Please count the lines in the entries below that contain the word "Help", and reply with that number alone.

Dataset →
━━━━━━
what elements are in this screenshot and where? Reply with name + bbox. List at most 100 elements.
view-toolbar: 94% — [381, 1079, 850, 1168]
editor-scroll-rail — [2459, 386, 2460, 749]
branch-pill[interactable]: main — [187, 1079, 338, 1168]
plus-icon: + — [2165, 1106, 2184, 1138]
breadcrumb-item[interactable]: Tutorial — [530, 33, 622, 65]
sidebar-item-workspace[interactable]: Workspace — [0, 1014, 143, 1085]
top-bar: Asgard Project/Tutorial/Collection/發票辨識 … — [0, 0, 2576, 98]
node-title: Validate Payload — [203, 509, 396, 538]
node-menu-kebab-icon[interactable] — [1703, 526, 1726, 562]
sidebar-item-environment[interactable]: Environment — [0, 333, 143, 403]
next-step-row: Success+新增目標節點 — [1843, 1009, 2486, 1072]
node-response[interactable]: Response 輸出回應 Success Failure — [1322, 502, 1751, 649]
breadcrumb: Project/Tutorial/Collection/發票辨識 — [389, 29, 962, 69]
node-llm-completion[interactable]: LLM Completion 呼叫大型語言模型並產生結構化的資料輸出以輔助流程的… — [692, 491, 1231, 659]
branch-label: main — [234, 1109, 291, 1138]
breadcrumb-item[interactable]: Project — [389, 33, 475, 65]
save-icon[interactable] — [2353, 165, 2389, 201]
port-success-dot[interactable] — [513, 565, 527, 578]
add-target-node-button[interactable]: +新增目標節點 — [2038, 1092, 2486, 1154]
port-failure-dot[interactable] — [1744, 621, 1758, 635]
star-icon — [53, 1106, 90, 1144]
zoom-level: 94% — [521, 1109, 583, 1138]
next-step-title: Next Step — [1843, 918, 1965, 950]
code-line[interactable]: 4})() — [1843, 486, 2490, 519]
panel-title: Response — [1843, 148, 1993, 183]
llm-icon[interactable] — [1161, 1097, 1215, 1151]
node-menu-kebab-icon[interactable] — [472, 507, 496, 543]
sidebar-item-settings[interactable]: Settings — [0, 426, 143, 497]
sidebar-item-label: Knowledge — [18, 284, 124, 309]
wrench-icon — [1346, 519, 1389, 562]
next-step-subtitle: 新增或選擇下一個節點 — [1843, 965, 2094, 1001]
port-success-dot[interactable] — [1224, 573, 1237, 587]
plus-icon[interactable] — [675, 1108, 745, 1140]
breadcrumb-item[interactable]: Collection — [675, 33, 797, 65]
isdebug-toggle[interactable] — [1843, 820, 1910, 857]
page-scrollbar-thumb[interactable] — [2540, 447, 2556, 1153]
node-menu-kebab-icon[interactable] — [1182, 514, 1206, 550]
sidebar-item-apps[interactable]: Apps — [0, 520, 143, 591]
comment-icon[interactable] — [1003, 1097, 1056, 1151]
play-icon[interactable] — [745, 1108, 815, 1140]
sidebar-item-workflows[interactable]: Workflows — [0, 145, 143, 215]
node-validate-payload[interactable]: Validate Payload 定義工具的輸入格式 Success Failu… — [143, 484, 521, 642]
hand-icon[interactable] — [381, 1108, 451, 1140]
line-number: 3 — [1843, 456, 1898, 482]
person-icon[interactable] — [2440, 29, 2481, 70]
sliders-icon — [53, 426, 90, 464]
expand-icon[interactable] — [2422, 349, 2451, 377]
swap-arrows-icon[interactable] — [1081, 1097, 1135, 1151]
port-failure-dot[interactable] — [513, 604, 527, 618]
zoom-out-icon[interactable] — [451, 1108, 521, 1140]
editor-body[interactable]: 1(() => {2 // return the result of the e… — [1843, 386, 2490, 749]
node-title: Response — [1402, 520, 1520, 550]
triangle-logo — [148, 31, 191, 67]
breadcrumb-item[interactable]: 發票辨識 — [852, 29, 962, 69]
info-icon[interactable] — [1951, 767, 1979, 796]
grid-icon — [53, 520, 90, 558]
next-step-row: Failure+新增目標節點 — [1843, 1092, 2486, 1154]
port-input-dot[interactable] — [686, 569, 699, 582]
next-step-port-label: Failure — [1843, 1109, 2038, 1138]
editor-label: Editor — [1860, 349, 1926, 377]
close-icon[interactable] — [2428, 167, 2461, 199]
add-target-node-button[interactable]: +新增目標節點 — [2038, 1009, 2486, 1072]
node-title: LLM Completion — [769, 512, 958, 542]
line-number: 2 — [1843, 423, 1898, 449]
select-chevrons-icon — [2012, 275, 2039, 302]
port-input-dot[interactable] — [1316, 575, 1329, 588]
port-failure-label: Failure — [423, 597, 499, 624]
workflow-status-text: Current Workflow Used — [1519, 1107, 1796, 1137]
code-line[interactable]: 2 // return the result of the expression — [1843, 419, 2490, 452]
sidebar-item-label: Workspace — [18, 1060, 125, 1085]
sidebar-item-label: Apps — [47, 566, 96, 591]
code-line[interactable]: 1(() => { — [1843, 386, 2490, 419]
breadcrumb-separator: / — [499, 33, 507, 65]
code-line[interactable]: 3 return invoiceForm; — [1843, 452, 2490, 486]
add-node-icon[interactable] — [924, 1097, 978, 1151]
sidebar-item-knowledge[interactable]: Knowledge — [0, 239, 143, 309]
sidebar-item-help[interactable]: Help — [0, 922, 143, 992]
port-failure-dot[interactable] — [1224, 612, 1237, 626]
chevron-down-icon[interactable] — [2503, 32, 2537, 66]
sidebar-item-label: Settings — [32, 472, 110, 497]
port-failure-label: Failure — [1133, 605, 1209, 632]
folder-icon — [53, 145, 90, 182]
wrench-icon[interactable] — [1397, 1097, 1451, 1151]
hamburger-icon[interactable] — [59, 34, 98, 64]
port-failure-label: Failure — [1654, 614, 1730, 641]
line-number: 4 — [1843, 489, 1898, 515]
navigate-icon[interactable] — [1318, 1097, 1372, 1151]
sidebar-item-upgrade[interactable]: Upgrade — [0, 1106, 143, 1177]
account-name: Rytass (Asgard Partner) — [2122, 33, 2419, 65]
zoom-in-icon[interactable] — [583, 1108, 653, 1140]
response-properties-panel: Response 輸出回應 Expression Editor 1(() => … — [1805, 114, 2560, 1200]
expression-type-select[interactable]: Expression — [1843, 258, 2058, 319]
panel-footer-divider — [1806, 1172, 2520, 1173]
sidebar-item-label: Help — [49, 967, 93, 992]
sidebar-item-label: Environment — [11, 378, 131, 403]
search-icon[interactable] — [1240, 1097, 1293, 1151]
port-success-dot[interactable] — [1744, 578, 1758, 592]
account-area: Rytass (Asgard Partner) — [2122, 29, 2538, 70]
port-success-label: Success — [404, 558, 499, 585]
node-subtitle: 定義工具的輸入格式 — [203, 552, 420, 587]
━━━━━━
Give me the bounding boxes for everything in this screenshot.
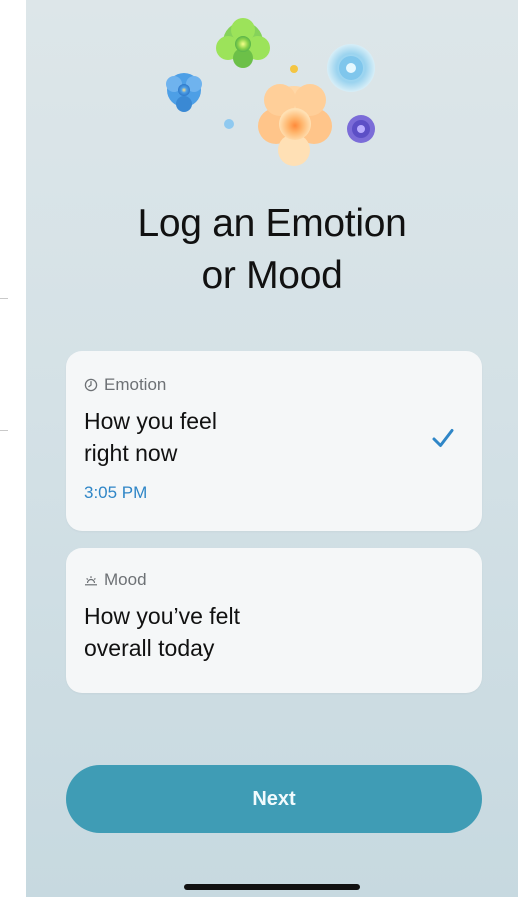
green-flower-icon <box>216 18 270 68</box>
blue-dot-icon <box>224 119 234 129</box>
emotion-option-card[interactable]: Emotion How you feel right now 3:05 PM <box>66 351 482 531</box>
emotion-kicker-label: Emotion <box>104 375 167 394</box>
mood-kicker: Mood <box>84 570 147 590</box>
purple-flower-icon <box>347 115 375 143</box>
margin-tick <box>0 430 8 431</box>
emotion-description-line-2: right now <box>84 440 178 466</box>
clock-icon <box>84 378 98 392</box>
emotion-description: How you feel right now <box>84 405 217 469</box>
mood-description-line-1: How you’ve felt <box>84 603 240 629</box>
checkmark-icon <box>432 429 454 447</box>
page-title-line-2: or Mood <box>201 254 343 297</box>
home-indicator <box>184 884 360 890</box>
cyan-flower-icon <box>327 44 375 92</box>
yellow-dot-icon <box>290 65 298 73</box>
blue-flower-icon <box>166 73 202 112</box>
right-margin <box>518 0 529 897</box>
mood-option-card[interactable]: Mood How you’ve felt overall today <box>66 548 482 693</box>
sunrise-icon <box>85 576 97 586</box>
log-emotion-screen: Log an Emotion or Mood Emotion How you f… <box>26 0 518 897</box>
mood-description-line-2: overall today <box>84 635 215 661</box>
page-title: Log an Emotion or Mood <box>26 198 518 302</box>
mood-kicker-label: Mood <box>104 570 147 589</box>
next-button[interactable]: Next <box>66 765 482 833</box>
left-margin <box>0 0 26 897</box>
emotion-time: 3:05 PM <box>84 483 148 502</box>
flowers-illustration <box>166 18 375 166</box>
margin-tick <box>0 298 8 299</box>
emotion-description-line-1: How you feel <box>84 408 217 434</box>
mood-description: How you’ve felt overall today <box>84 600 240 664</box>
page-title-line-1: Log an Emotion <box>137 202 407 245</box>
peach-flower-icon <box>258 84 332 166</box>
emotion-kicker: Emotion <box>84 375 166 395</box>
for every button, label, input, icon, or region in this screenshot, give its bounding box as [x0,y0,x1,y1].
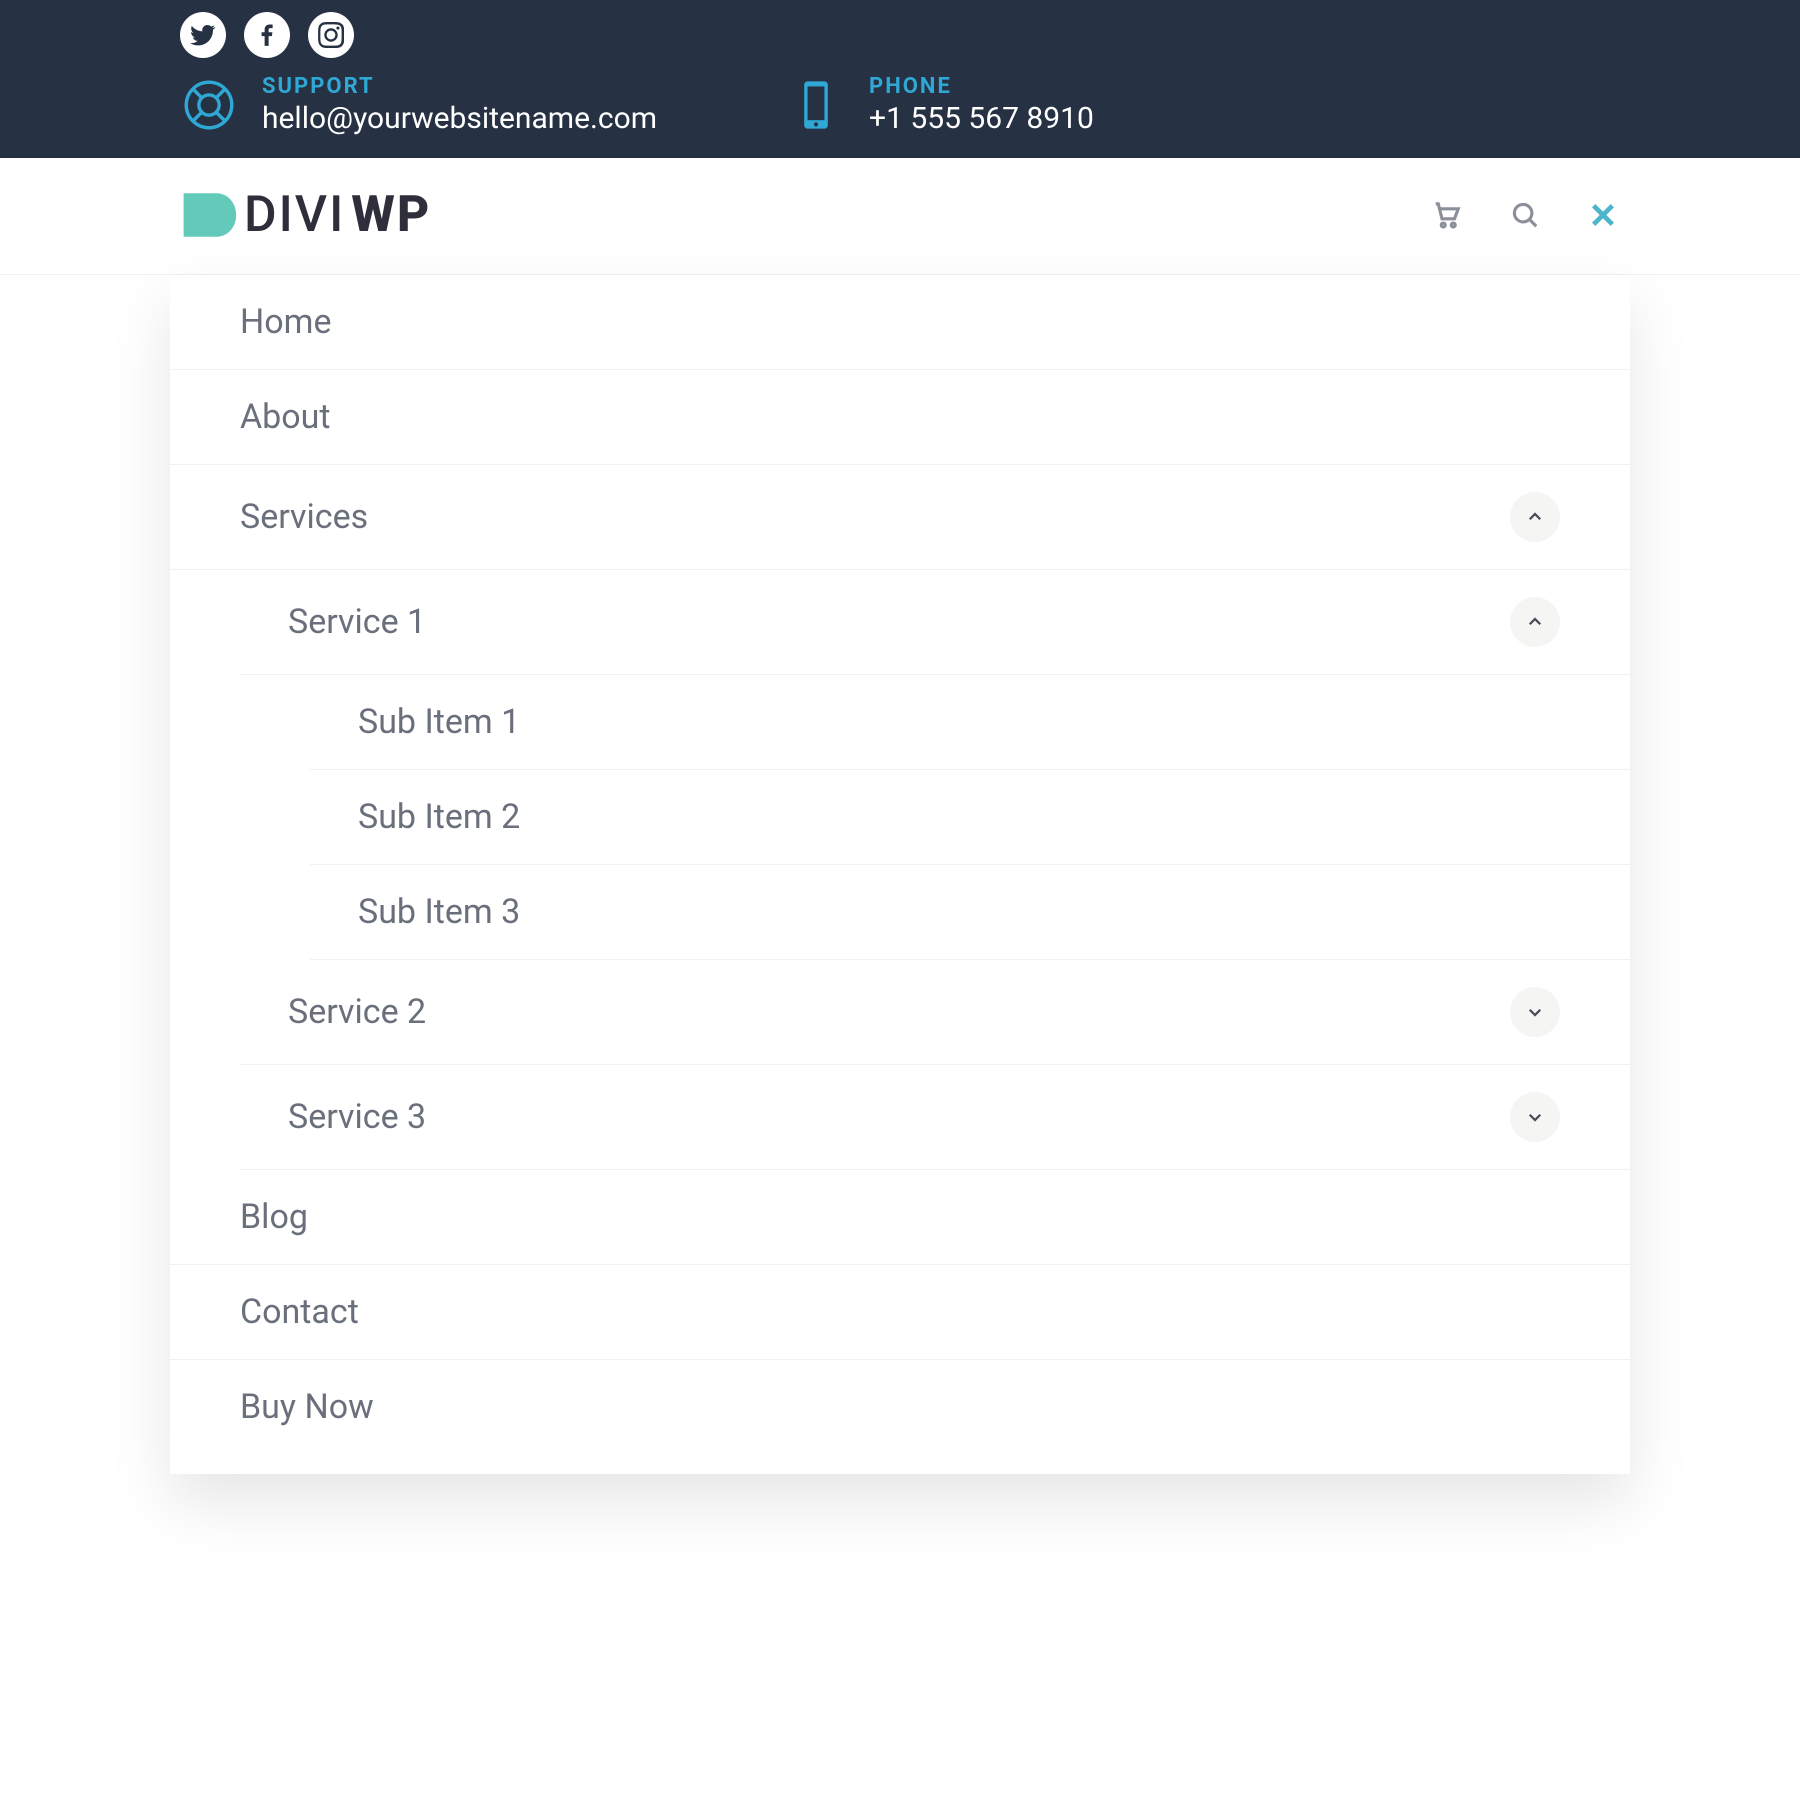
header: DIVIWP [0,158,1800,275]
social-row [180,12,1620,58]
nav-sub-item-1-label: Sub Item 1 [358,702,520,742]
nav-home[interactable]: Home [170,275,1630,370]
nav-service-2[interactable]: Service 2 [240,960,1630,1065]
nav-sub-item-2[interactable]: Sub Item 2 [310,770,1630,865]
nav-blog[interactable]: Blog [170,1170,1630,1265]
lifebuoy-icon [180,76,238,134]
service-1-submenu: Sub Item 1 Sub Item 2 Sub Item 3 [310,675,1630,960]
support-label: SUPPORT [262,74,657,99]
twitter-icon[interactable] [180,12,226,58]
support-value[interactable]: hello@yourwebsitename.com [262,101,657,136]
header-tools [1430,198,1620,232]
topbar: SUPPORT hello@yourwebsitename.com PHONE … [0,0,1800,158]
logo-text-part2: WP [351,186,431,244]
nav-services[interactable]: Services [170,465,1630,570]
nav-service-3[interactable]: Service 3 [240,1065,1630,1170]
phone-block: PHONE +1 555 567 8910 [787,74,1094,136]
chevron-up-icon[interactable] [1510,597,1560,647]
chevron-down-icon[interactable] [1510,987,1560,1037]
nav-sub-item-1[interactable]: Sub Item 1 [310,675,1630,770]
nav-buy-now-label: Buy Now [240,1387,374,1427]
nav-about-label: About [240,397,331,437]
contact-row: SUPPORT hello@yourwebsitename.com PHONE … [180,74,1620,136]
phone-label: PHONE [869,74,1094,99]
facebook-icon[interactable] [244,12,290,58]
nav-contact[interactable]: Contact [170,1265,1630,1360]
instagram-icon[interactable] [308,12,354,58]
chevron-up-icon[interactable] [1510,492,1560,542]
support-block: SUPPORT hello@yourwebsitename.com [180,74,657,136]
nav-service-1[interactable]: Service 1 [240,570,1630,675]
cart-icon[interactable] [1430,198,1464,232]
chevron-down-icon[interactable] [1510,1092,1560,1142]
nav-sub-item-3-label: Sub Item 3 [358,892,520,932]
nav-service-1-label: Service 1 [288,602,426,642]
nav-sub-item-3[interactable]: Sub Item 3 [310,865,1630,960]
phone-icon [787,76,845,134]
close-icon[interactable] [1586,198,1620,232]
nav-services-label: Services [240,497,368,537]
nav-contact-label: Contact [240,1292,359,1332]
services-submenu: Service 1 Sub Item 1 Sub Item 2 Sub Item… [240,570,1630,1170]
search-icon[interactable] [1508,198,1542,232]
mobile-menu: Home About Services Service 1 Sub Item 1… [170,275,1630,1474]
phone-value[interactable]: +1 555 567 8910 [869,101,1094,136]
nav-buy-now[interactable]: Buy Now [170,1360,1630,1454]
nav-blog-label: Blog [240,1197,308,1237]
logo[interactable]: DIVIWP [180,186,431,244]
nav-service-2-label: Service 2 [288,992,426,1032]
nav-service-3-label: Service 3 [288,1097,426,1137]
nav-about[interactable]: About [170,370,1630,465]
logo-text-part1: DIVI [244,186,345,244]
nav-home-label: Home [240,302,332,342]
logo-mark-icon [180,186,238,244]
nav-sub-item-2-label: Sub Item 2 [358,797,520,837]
━━━━━━
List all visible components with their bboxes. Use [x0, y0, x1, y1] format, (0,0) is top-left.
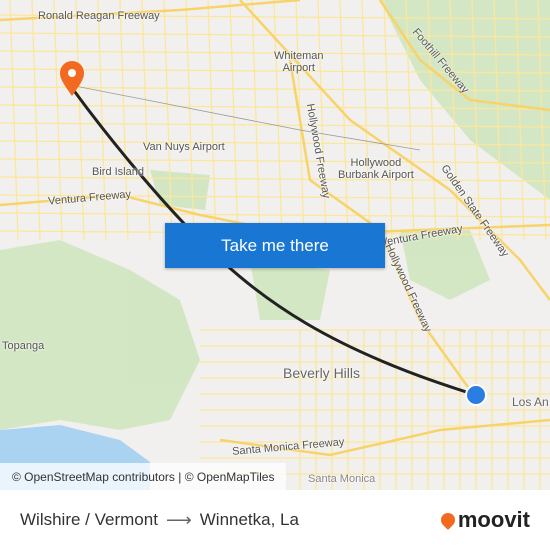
━━━━━━
Task result → 2